BEGIN RECORDS TO USE
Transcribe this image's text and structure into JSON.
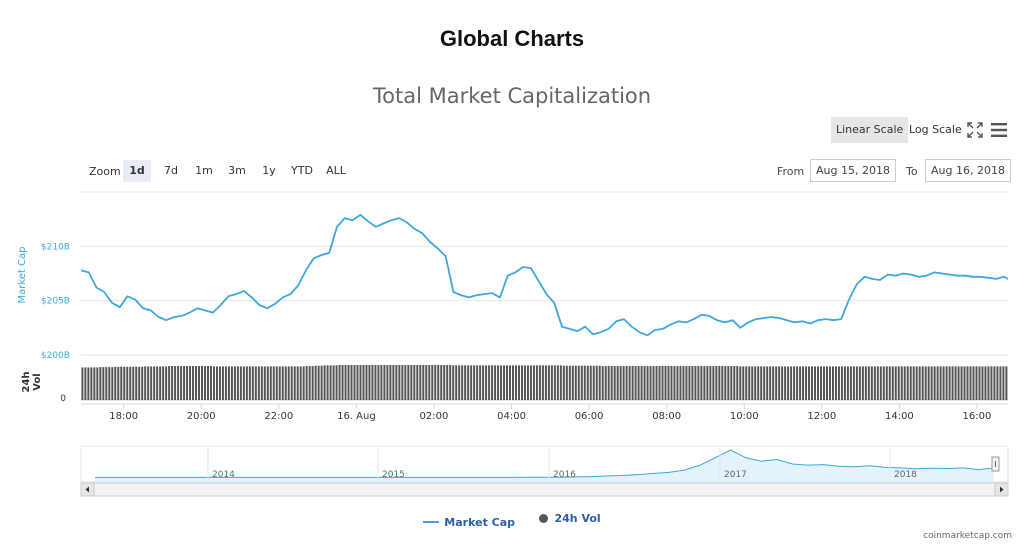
{
  "page_heading": "Global Charts",
  "toolbar": {
    "linear_scale_label": "Linear Scale",
    "log_scale_label": "Log Scale",
    "zoom_label": "Zoom",
    "zoom_buttons": [
      "1d",
      "7d",
      "1m",
      "3m",
      "1y",
      "YTD",
      "ALL"
    ],
    "zoom_active": "1d",
    "from_label": "From",
    "from_value": "Aug 15, 2018",
    "to_label": "To",
    "to_value": "Aug 16, 2018"
  },
  "credit": "coinmarketcap.com",
  "colors": {
    "market_cap_line": "#3fa7dc",
    "volume_bars": "#555555",
    "navigator_fill": "#e3f2fb",
    "legend_text": "#2d5fa6"
  },
  "chart_data": {
    "type": "line",
    "title": "Total Market Capitalization",
    "xlabel": "",
    "ylabel": "Market Cap",
    "ylabel_volume": "24h Vol",
    "y_ticks": [
      "$200B",
      "$205B",
      "$210B"
    ],
    "y_tick_values": [
      200,
      205,
      210
    ],
    "ylim": [
      200,
      215
    ],
    "volume_tick": "0",
    "x_ticks": [
      "18:00",
      "20:00",
      "22:00",
      "16. Aug",
      "02:00",
      "04:00",
      "06:00",
      "08:00",
      "10:00",
      "12:00",
      "14:00",
      "16:00"
    ],
    "x_tick_hours": [
      18,
      20,
      22,
      24,
      26,
      28,
      30,
      32,
      34,
      36,
      38,
      40
    ],
    "xlim_hours": [
      16.9,
      40.8
    ],
    "grid": true,
    "legend_position": "bottom-center",
    "series": [
      {
        "name": "Market Cap",
        "unit": "billion USD",
        "x_hours": [
          16.9,
          17.1,
          17.3,
          17.5,
          17.7,
          17.9,
          18.1,
          18.3,
          18.5,
          18.7,
          18.9,
          19.1,
          19.3,
          19.5,
          19.7,
          19.9,
          20.1,
          20.3,
          20.5,
          20.7,
          20.9,
          21.1,
          21.3,
          21.5,
          21.7,
          21.9,
          22.1,
          22.3,
          22.5,
          22.7,
          22.9,
          23.1,
          23.3,
          23.5,
          23.7,
          23.9,
          24.1,
          24.3,
          24.5,
          24.7,
          24.9,
          25.1,
          25.3,
          25.5,
          25.7,
          25.9,
          26.1,
          26.3,
          26.5,
          26.7,
          26.9,
          27.1,
          27.3,
          27.5,
          27.7,
          27.9,
          28.1,
          28.3,
          28.5,
          28.7,
          28.9,
          29.1,
          29.3,
          29.5,
          29.7,
          29.9,
          30.1,
          30.3,
          30.5,
          30.7,
          30.9,
          31.1,
          31.3,
          31.5,
          31.7,
          31.9,
          32.1,
          32.3,
          32.5,
          32.7,
          32.9,
          33.1,
          33.3,
          33.5,
          33.7,
          33.9,
          34.1,
          34.3,
          34.5,
          34.7,
          34.9,
          35.1,
          35.3,
          35.5,
          35.7,
          35.9,
          36.1,
          36.3,
          36.5,
          36.7,
          36.9,
          37.1,
          37.3,
          37.5,
          37.7,
          37.9,
          38.1,
          38.3,
          38.5,
          38.7,
          38.9,
          39.1,
          39.3,
          39.5,
          39.7,
          39.9,
          40.1,
          40.3,
          40.5,
          40.7,
          40.8
        ],
        "values": [
          207.8,
          207.6,
          206.2,
          205.8,
          204.8,
          204.4,
          205.4,
          205.1,
          204.3,
          204.1,
          203.5,
          203.2,
          203.5,
          203.6,
          203.9,
          204.3,
          204.1,
          203.9,
          204.6,
          205.4,
          205.6,
          205.9,
          205.3,
          204.6,
          204.3,
          204.7,
          205.3,
          205.6,
          206.4,
          207.8,
          208.9,
          209.2,
          209.4,
          211.8,
          212.6,
          212.4,
          212.9,
          212.3,
          211.8,
          212.1,
          212.4,
          212.6,
          212.2,
          211.6,
          211.2,
          210.4,
          209.8,
          209.1,
          205.8,
          205.5,
          205.3,
          205.5,
          205.6,
          205.7,
          205.3,
          207.3,
          207.6,
          208.1,
          208.0,
          206.8,
          205.6,
          204.8,
          202.6,
          202.4,
          202.2,
          202.6,
          201.9,
          202.1,
          202.4,
          203.1,
          203.3,
          202.6,
          202.1,
          201.8,
          202.3,
          202.4,
          202.8,
          203.1,
          203.0,
          203.3,
          203.7,
          203.6,
          203.2,
          203.0,
          203.2,
          202.5,
          203.0,
          203.3,
          203.4,
          203.5,
          203.4,
          203.2,
          203.0,
          203.1,
          202.9,
          203.2,
          203.3,
          203.2,
          203.3,
          205.1,
          206.5,
          207.2,
          207.0,
          206.9,
          207.4,
          207.3,
          207.5,
          207.4,
          207.2,
          207.3,
          207.6,
          207.5,
          207.4,
          207.3,
          207.3,
          207.2,
          207.2,
          207.1,
          207.0,
          207.2,
          207.0
        ]
      },
      {
        "name": "24h Vol",
        "values_relative": [
          0.93,
          0.93,
          0.94,
          0.94,
          0.95,
          0.95,
          0.95,
          0.95,
          0.96,
          0.96,
          0.96,
          0.97,
          0.97,
          0.97,
          0.97,
          0.97,
          0.97,
          0.96,
          0.96,
          0.96,
          0.96,
          0.96,
          0.96,
          0.96,
          0.96,
          0.96,
          0.96,
          0.96,
          0.96,
          0.97,
          0.98,
          0.99,
          0.99,
          1.0,
          1.0,
          1.0,
          1.0,
          1.0,
          1.0,
          1.0,
          1.0,
          1.0,
          1.0,
          1.0,
          1.0,
          1.0,
          1.0,
          1.0,
          0.99,
          0.99,
          0.99,
          0.99,
          0.99,
          0.99,
          0.99,
          0.99,
          0.99,
          0.99,
          0.99,
          0.99,
          0.99,
          0.99,
          0.98,
          0.98,
          0.98,
          0.98,
          0.98,
          0.97,
          0.97,
          0.97,
          0.97,
          0.97,
          0.97,
          0.97,
          0.97,
          0.97,
          0.97,
          0.97,
          0.97,
          0.97,
          0.97,
          0.97,
          0.97,
          0.97,
          0.97,
          0.96,
          0.96,
          0.96,
          0.96,
          0.96,
          0.96,
          0.96,
          0.96,
          0.96,
          0.96,
          0.96,
          0.96,
          0.96,
          0.96,
          0.96,
          0.96,
          0.96,
          0.96,
          0.96,
          0.96,
          0.96,
          0.96,
          0.96,
          0.96,
          0.96,
          0.96,
          0.96,
          0.96,
          0.96,
          0.96,
          0.96,
          0.96,
          0.96,
          0.96,
          0.96
        ]
      }
    ],
    "navigator": {
      "x_labels": [
        "2014",
        "2015",
        "2016",
        "2017",
        "2018"
      ],
      "values_relative": [
        0.02,
        0.02,
        0.02,
        0.02,
        0.02,
        0.02,
        0.02,
        0.02,
        0.02,
        0.02,
        0.02,
        0.02,
        0.02,
        0.02,
        0.02,
        0.02,
        0.02,
        0.02,
        0.02,
        0.02,
        0.02,
        0.02,
        0.02,
        0.02,
        0.02,
        0.02,
        0.02,
        0.02,
        0.03,
        0.03,
        0.03,
        0.04,
        0.05,
        0.07,
        0.09,
        0.12,
        0.16,
        0.2,
        0.28,
        0.45,
        0.72,
        1.0,
        0.72,
        0.6,
        0.66,
        0.5,
        0.46,
        0.48,
        0.42,
        0.4,
        0.44,
        0.38,
        0.36,
        0.33,
        0.35,
        0.34,
        0.36,
        0.3,
        0.36
      ]
    }
  }
}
END RECORDS TO USE
## WRITTEN INSTRUCTION
Leave images out of the retyped records; keep all else exact.

## THE COMPLETED TASK
Transcribe this image's text and structure into JSON.
{
  "page_heading": "Global Charts",
  "toolbar": {
    "linear_scale_label": "Linear Scale",
    "log_scale_label": "Log Scale",
    "zoom_label": "Zoom",
    "zoom_buttons": [
      "1d",
      "7d",
      "1m",
      "3m",
      "1y",
      "YTD",
      "ALL"
    ],
    "zoom_active": "1d",
    "from_label": "From",
    "from_value": "Aug 15, 2018",
    "to_label": "To",
    "to_value": "Aug 16, 2018"
  },
  "credit": "coinmarketcap.com",
  "colors": {
    "market_cap_line": "#3fa7dc",
    "volume_bars": "#555555",
    "navigator_fill": "#e3f2fb",
    "legend_text": "#2d5fa6"
  },
  "chart_data": {
    "type": "line",
    "title": "Total Market Capitalization",
    "xlabel": "",
    "ylabel": "Market Cap",
    "ylabel_volume": "24h Vol",
    "y_ticks": [
      "$200B",
      "$205B",
      "$210B"
    ],
    "y_tick_values": [
      200,
      205,
      210
    ],
    "ylim": [
      200,
      215
    ],
    "volume_tick": "0",
    "x_ticks": [
      "18:00",
      "20:00",
      "22:00",
      "16. Aug",
      "02:00",
      "04:00",
      "06:00",
      "08:00",
      "10:00",
      "12:00",
      "14:00",
      "16:00"
    ],
    "x_tick_hours": [
      18,
      20,
      22,
      24,
      26,
      28,
      30,
      32,
      34,
      36,
      38,
      40
    ],
    "xlim_hours": [
      16.9,
      40.8
    ],
    "grid": true,
    "legend_position": "bottom-center",
    "series": [
      {
        "name": "Market Cap",
        "unit": "billion USD",
        "x_hours": [
          16.9,
          17.1,
          17.3,
          17.5,
          17.7,
          17.9,
          18.1,
          18.3,
          18.5,
          18.7,
          18.9,
          19.1,
          19.3,
          19.5,
          19.7,
          19.9,
          20.1,
          20.3,
          20.5,
          20.7,
          20.9,
          21.1,
          21.3,
          21.5,
          21.7,
          21.9,
          22.1,
          22.3,
          22.5,
          22.7,
          22.9,
          23.1,
          23.3,
          23.5,
          23.7,
          23.9,
          24.1,
          24.3,
          24.5,
          24.7,
          24.9,
          25.1,
          25.3,
          25.5,
          25.7,
          25.9,
          26.1,
          26.3,
          26.5,
          26.7,
          26.9,
          27.1,
          27.3,
          27.5,
          27.7,
          27.9,
          28.1,
          28.3,
          28.5,
          28.7,
          28.9,
          29.1,
          29.3,
          29.5,
          29.7,
          29.9,
          30.1,
          30.3,
          30.5,
          30.7,
          30.9,
          31.1,
          31.3,
          31.5,
          31.7,
          31.9,
          32.1,
          32.3,
          32.5,
          32.7,
          32.9,
          33.1,
          33.3,
          33.5,
          33.7,
          33.9,
          34.1,
          34.3,
          34.5,
          34.7,
          34.9,
          35.1,
          35.3,
          35.5,
          35.7,
          35.9,
          36.1,
          36.3,
          36.5,
          36.7,
          36.9,
          37.1,
          37.3,
          37.5,
          37.7,
          37.9,
          38.1,
          38.3,
          38.5,
          38.7,
          38.9,
          39.1,
          39.3,
          39.5,
          39.7,
          39.9,
          40.1,
          40.3,
          40.5,
          40.7,
          40.8
        ],
        "values": [
          207.8,
          207.6,
          206.2,
          205.8,
          204.8,
          204.4,
          205.4,
          205.1,
          204.3,
          204.1,
          203.5,
          203.2,
          203.5,
          203.6,
          203.9,
          204.3,
          204.1,
          203.9,
          204.6,
          205.4,
          205.6,
          205.9,
          205.3,
          204.6,
          204.3,
          204.7,
          205.3,
          205.6,
          206.4,
          207.8,
          208.9,
          209.2,
          209.4,
          211.8,
          212.6,
          212.4,
          212.9,
          212.3,
          211.8,
          212.1,
          212.4,
          212.6,
          212.2,
          211.6,
          211.2,
          210.4,
          209.8,
          209.1,
          205.8,
          205.5,
          205.3,
          205.5,
          205.6,
          205.7,
          205.3,
          207.3,
          207.6,
          208.1,
          208.0,
          206.8,
          205.6,
          204.8,
          202.6,
          202.4,
          202.2,
          202.6,
          201.9,
          202.1,
          202.4,
          203.1,
          203.3,
          202.6,
          202.1,
          201.8,
          202.3,
          202.4,
          202.8,
          203.1,
          203.0,
          203.3,
          203.7,
          203.6,
          203.2,
          203.0,
          203.2,
          202.5,
          203.0,
          203.3,
          203.4,
          203.5,
          203.4,
          203.2,
          203.0,
          203.1,
          202.9,
          203.2,
          203.3,
          203.2,
          203.3,
          205.1,
          206.5,
          207.2,
          207.0,
          206.9,
          207.4,
          207.3,
          207.5,
          207.4,
          207.2,
          207.3,
          207.6,
          207.5,
          207.4,
          207.3,
          207.3,
          207.2,
          207.2,
          207.1,
          207.0,
          207.2,
          207.0
        ]
      },
      {
        "name": "24h Vol",
        "values_relative": [
          0.93,
          0.93,
          0.94,
          0.94,
          0.95,
          0.95,
          0.95,
          0.95,
          0.96,
          0.96,
          0.96,
          0.97,
          0.97,
          0.97,
          0.97,
          0.97,
          0.97,
          0.96,
          0.96,
          0.96,
          0.96,
          0.96,
          0.96,
          0.96,
          0.96,
          0.96,
          0.96,
          0.96,
          0.96,
          0.97,
          0.98,
          0.99,
          0.99,
          1.0,
          1.0,
          1.0,
          1.0,
          1.0,
          1.0,
          1.0,
          1.0,
          1.0,
          1.0,
          1.0,
          1.0,
          1.0,
          1.0,
          1.0,
          0.99,
          0.99,
          0.99,
          0.99,
          0.99,
          0.99,
          0.99,
          0.99,
          0.99,
          0.99,
          0.99,
          0.99,
          0.99,
          0.99,
          0.98,
          0.98,
          0.98,
          0.98,
          0.98,
          0.97,
          0.97,
          0.97,
          0.97,
          0.97,
          0.97,
          0.97,
          0.97,
          0.97,
          0.97,
          0.97,
          0.97,
          0.97,
          0.97,
          0.97,
          0.97,
          0.97,
          0.97,
          0.96,
          0.96,
          0.96,
          0.96,
          0.96,
          0.96,
          0.96,
          0.96,
          0.96,
          0.96,
          0.96,
          0.96,
          0.96,
          0.96,
          0.96,
          0.96,
          0.96,
          0.96,
          0.96,
          0.96,
          0.96,
          0.96,
          0.96,
          0.96,
          0.96,
          0.96,
          0.96,
          0.96,
          0.96,
          0.96,
          0.96,
          0.96,
          0.96,
          0.96,
          0.96
        ]
      }
    ],
    "navigator": {
      "x_labels": [
        "2014",
        "2015",
        "2016",
        "2017",
        "2018"
      ],
      "values_relative": [
        0.02,
        0.02,
        0.02,
        0.02,
        0.02,
        0.02,
        0.02,
        0.02,
        0.02,
        0.02,
        0.02,
        0.02,
        0.02,
        0.02,
        0.02,
        0.02,
        0.02,
        0.02,
        0.02,
        0.02,
        0.02,
        0.02,
        0.02,
        0.02,
        0.02,
        0.02,
        0.02,
        0.02,
        0.03,
        0.03,
        0.03,
        0.04,
        0.05,
        0.07,
        0.09,
        0.12,
        0.16,
        0.2,
        0.28,
        0.45,
        0.72,
        1.0,
        0.72,
        0.6,
        0.66,
        0.5,
        0.46,
        0.48,
        0.42,
        0.4,
        0.44,
        0.38,
        0.36,
        0.33,
        0.35,
        0.34,
        0.36,
        0.3,
        0.36
      ]
    }
  }
}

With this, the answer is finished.